Work to be completed: Copy out each line exactly; pictures stay out of the copy.

···

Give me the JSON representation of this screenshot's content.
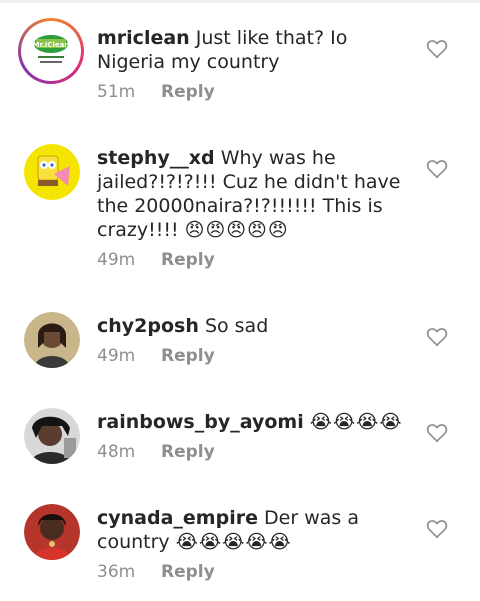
{
  "comments": [
    {
      "username": "mriclean",
      "text": "Just like that? Io Nigeria my country",
      "emoji": "",
      "time": "51m",
      "reply_label": "Reply"
    },
    {
      "username": "stephy__xd",
      "text": "Why was he jailed?!?!?!!! Cuz he didn't have the 20000naira?!?!!!!!! This is crazy!!!!",
      "emoji": "😠😠😠😠😠",
      "time": "49m",
      "reply_label": "Reply"
    },
    {
      "username": "chy2posh",
      "text": "So sad",
      "emoji": "",
      "time": "49m",
      "reply_label": "Reply"
    },
    {
      "username": "rainbows_by_ayomi",
      "text": "",
      "emoji": "😭😭😭😭",
      "time": "48m",
      "reply_label": "Reply"
    },
    {
      "username": "cynada_empire",
      "text": "Der was a country",
      "emoji": "😭😭😭😭😭",
      "time": "36m",
      "reply_label": "Reply"
    }
  ],
  "avatar_logo_text": "Mr.IClean"
}
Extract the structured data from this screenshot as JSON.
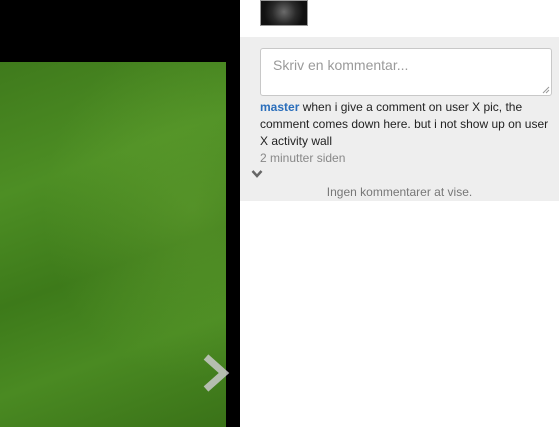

···

Output for this task:
Give me the JSON representation of this screenshot's content.
{
  "comments": [
    {
      "username": "mriclean",
      "text": "Just like that? Io Nigeria my country",
      "emoji": "",
      "time": "51m",
      "reply_label": "Reply"
    },
    {
      "username": "stephy__xd",
      "text": "Why was he jailed?!?!?!!! Cuz he didn't have the 20000naira?!?!!!!!! This is crazy!!!!",
      "emoji": "😠😠😠😠😠",
      "time": "49m",
      "reply_label": "Reply"
    },
    {
      "username": "chy2posh",
      "text": "So sad",
      "emoji": "",
      "time": "49m",
      "reply_label": "Reply"
    },
    {
      "username": "rainbows_by_ayomi",
      "text": "",
      "emoji": "😭😭😭😭",
      "time": "48m",
      "reply_label": "Reply"
    },
    {
      "username": "cynada_empire",
      "text": "Der was a country",
      "emoji": "😭😭😭😭😭",
      "time": "36m",
      "reply_label": "Reply"
    }
  ],
  "avatar_logo_text": "Mr.IClean"
}
Extract the structured data from this screenshot as JSON.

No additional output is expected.